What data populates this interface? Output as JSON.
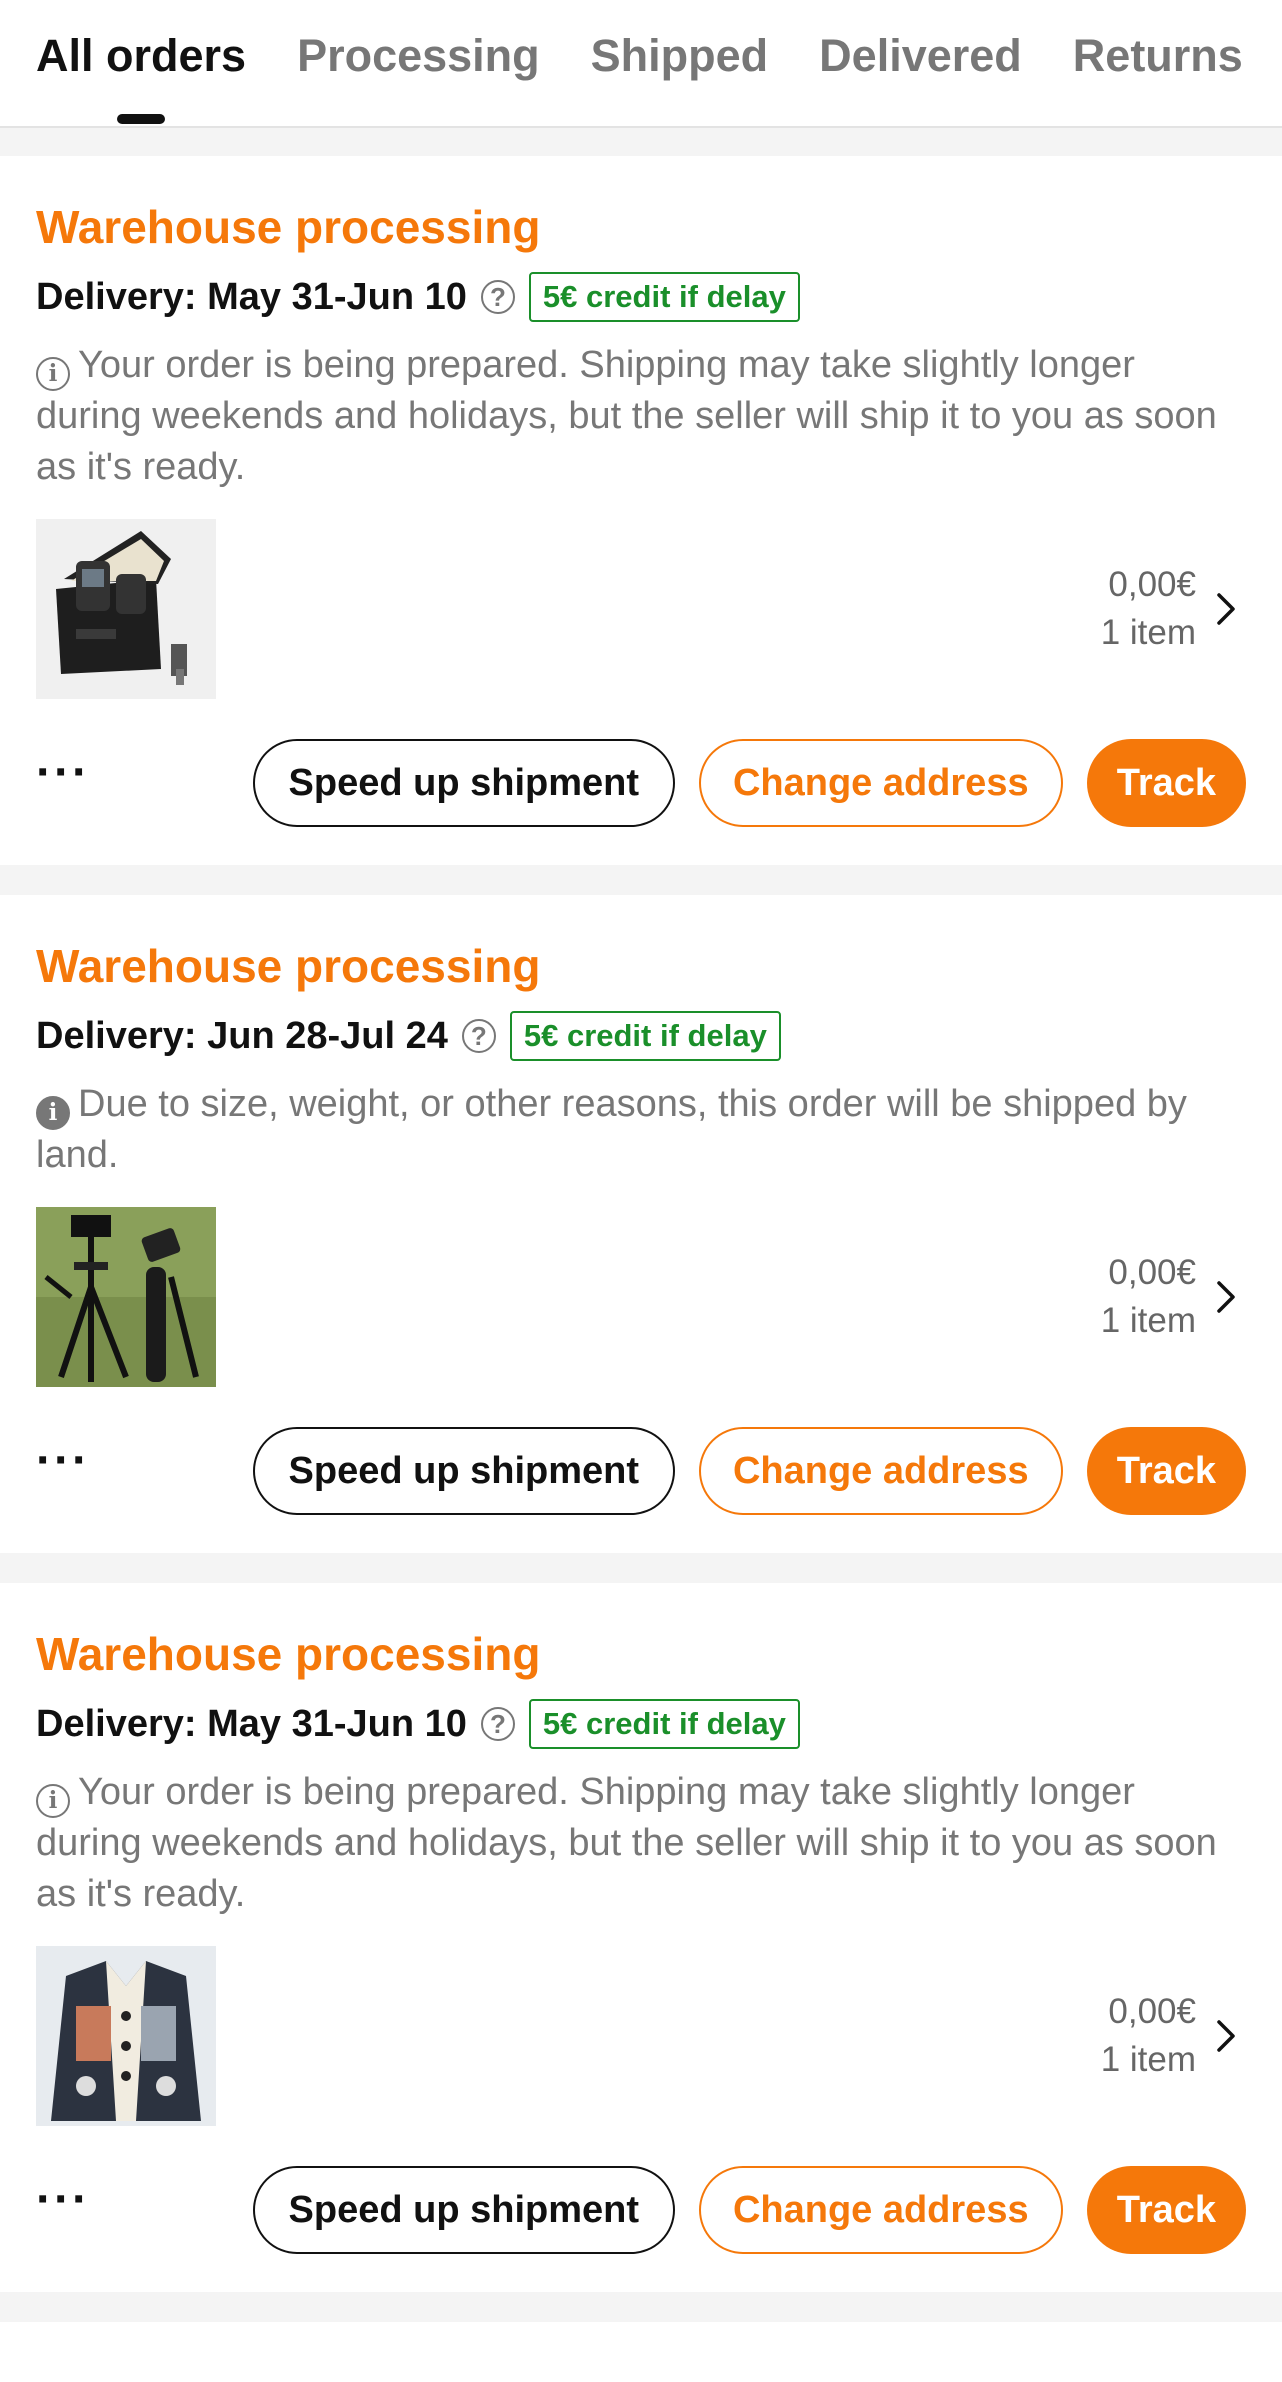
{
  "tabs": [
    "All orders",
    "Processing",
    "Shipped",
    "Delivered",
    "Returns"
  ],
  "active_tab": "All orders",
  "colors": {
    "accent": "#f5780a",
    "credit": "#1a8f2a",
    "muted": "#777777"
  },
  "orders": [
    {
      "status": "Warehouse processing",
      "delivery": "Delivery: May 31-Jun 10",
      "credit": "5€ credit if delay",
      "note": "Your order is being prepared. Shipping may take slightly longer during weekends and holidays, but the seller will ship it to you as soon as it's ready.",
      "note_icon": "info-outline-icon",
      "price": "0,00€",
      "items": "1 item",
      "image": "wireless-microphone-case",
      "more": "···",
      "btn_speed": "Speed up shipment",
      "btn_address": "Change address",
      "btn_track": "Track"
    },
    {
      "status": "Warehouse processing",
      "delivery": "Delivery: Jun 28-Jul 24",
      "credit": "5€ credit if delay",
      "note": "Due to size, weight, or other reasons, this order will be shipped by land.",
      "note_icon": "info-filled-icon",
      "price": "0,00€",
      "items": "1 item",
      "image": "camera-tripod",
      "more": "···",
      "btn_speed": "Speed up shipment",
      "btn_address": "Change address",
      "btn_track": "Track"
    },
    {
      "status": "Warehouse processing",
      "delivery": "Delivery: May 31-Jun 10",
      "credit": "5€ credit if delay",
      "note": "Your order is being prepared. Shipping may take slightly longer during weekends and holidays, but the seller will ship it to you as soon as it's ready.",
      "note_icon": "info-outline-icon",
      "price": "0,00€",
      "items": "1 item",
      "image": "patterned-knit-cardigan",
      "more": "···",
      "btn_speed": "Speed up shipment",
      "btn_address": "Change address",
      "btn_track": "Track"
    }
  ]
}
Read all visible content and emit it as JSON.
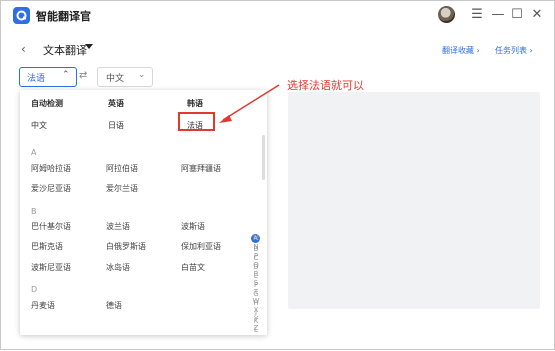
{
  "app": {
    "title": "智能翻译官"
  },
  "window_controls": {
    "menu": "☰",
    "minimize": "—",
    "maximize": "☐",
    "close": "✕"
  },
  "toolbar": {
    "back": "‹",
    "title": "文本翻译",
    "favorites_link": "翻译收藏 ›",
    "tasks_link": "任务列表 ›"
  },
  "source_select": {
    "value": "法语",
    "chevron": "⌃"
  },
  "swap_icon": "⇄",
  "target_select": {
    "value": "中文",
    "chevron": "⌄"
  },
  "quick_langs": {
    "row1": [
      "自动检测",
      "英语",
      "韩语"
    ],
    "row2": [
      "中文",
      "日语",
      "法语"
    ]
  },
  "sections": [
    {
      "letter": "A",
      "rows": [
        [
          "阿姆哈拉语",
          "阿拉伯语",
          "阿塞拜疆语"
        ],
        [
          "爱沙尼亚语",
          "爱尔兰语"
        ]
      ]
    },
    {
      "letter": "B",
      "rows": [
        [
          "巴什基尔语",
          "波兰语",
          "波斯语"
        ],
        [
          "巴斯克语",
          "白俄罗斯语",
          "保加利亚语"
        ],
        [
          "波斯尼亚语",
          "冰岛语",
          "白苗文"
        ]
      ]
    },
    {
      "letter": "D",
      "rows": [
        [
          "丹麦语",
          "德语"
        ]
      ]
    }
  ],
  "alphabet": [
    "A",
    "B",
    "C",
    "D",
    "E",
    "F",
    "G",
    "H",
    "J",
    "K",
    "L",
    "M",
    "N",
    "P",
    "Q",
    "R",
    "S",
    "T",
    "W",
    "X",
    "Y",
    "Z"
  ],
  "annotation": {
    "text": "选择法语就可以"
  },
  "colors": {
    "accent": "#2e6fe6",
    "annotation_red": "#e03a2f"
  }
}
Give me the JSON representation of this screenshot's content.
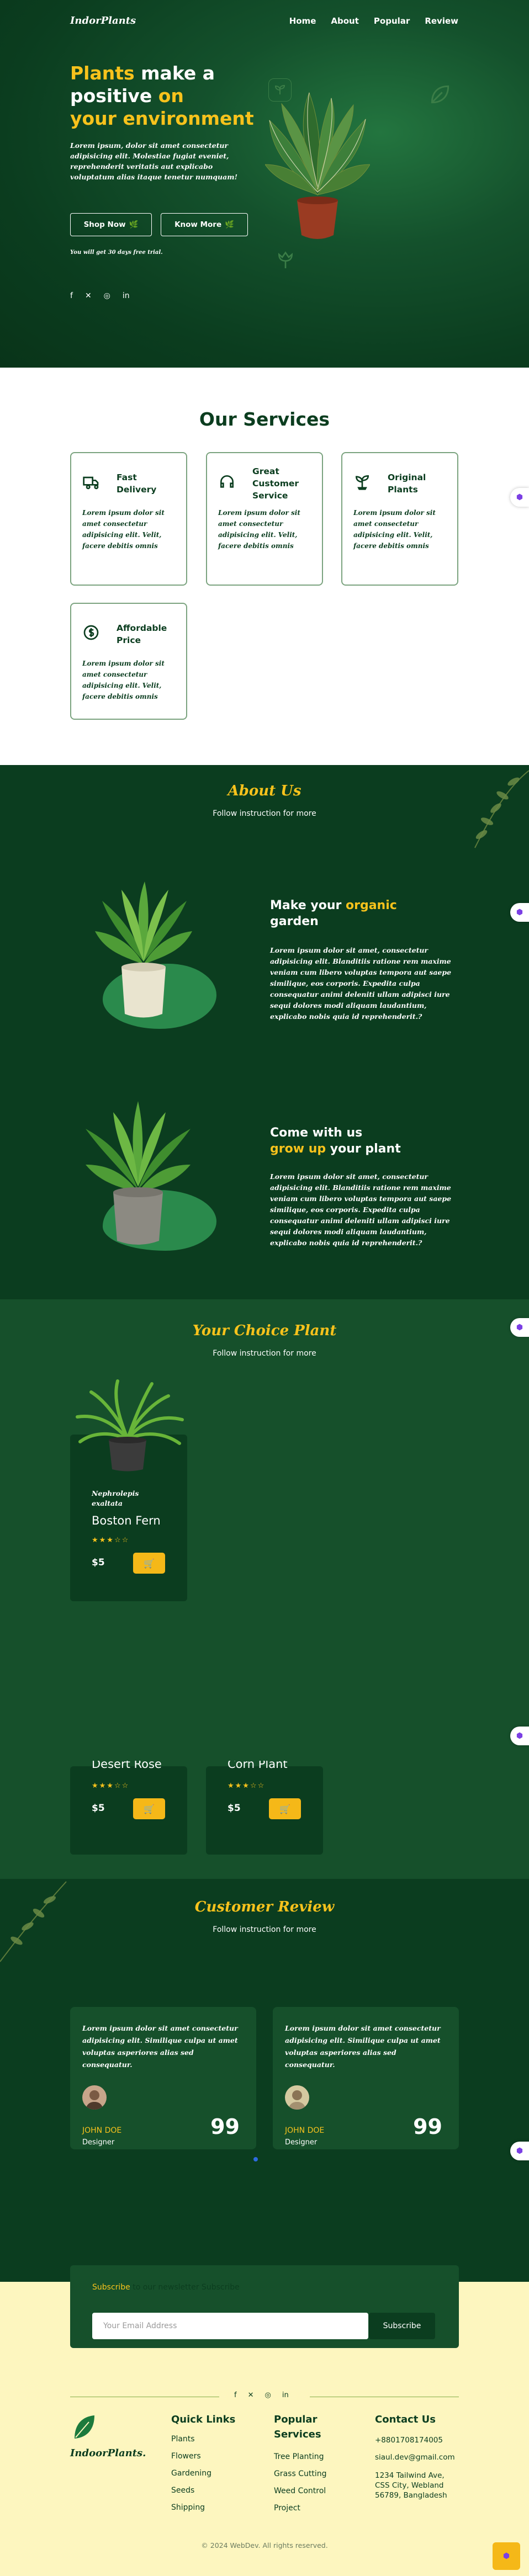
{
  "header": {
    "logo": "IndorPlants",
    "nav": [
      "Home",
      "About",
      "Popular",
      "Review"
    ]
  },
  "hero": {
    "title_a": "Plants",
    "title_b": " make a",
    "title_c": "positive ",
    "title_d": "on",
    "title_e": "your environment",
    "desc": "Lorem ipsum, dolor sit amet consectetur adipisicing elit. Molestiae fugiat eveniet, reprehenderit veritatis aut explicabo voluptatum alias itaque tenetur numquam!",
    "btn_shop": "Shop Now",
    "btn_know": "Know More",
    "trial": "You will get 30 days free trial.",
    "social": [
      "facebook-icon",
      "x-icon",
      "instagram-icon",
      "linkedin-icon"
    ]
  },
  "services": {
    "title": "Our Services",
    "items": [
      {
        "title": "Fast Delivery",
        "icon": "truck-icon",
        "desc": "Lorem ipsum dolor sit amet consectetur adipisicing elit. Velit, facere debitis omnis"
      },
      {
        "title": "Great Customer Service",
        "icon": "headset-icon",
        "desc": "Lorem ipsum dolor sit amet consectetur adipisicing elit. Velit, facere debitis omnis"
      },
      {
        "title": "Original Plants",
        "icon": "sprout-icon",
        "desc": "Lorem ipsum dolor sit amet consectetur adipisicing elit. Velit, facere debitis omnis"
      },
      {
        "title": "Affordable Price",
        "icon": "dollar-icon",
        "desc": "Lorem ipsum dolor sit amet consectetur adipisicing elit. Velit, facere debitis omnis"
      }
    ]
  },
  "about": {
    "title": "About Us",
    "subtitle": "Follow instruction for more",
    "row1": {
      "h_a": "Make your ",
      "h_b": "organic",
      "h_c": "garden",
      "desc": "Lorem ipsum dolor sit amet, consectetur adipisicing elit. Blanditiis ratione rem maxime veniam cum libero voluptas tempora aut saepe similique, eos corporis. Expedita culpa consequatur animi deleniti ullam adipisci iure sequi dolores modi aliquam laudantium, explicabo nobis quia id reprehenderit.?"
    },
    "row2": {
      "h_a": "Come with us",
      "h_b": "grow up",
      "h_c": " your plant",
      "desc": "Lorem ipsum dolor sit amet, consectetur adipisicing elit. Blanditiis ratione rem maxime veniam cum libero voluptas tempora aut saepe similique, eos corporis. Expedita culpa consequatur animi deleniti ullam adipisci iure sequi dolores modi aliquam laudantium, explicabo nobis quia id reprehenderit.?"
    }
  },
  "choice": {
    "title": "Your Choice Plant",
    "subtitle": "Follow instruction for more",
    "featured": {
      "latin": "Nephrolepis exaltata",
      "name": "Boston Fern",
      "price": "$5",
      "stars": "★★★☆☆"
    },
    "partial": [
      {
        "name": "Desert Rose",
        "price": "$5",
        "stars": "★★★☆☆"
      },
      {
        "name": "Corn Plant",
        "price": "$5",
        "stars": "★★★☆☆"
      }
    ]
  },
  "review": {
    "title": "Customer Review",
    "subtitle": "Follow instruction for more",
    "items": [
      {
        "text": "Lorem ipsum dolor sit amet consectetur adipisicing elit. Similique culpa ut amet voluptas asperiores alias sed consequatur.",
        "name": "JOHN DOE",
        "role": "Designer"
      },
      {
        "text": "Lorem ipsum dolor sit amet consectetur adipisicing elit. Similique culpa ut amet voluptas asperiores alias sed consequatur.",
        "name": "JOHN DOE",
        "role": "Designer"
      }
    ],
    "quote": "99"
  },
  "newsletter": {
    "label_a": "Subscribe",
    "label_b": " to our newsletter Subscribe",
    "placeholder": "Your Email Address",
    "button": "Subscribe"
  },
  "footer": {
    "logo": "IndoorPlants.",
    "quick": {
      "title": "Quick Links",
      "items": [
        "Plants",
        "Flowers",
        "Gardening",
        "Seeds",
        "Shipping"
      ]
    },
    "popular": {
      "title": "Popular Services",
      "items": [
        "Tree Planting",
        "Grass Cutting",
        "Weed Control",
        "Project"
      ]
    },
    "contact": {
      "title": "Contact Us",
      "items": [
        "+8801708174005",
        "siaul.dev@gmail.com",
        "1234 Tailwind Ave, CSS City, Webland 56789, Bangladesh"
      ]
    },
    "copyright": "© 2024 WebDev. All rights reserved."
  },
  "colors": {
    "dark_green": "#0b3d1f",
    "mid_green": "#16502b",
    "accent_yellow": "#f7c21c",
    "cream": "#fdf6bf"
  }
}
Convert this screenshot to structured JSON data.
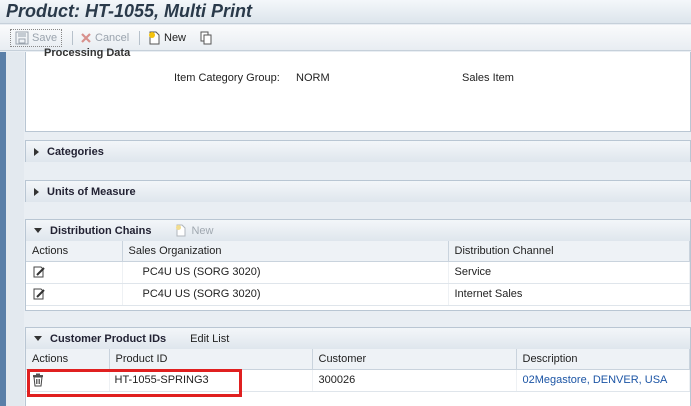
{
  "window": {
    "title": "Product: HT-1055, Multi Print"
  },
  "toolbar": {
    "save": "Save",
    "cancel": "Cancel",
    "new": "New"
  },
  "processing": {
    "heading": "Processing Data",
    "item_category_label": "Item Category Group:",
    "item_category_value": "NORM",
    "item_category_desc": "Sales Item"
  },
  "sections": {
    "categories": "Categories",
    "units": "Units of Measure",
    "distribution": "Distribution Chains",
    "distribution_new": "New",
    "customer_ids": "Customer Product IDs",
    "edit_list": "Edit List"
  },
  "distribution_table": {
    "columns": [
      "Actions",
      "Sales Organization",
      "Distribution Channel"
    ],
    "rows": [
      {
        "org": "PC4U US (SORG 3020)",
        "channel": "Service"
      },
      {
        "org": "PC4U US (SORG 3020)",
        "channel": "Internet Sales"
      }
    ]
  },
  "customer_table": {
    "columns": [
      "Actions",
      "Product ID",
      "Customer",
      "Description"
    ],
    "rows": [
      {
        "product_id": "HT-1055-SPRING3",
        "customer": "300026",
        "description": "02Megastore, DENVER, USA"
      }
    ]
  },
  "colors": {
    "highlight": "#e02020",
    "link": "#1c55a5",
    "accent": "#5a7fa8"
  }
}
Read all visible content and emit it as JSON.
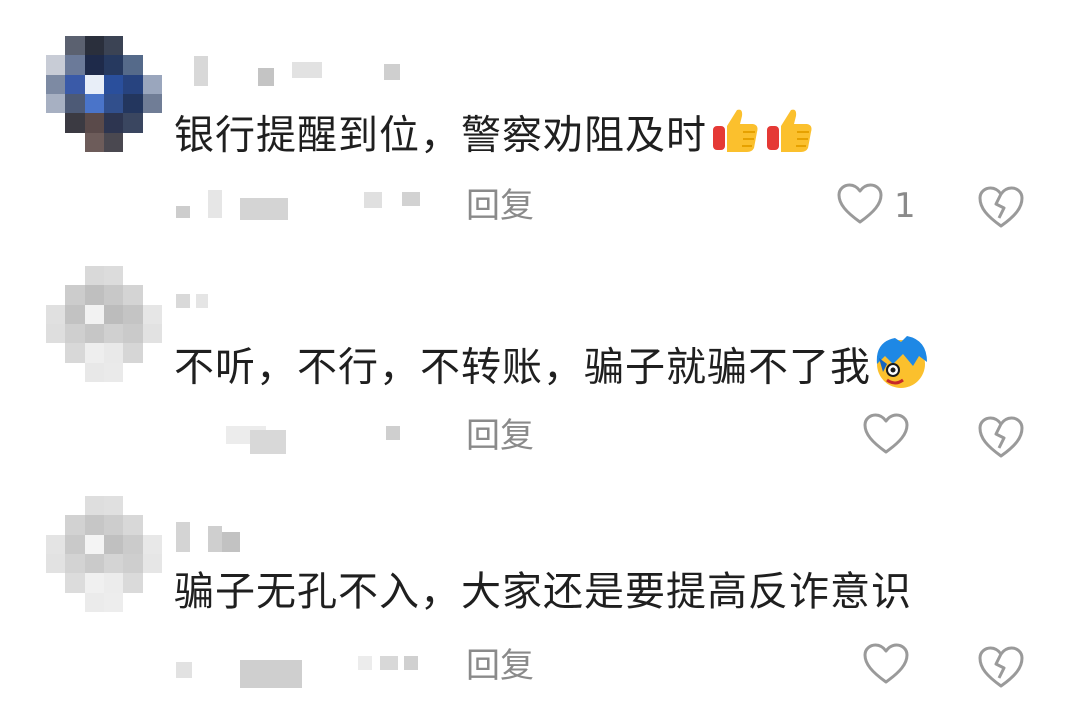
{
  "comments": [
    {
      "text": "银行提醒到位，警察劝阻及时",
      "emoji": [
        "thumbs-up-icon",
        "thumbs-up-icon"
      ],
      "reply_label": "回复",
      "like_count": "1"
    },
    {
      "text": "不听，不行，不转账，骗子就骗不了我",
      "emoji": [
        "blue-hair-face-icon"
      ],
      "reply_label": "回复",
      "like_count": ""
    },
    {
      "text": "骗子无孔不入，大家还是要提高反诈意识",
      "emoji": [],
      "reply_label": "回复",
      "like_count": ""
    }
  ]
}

## What the task requires
Within the entries above, work out how many lines contain the word "Subscribe". The number alone is the answer.

## Output below
3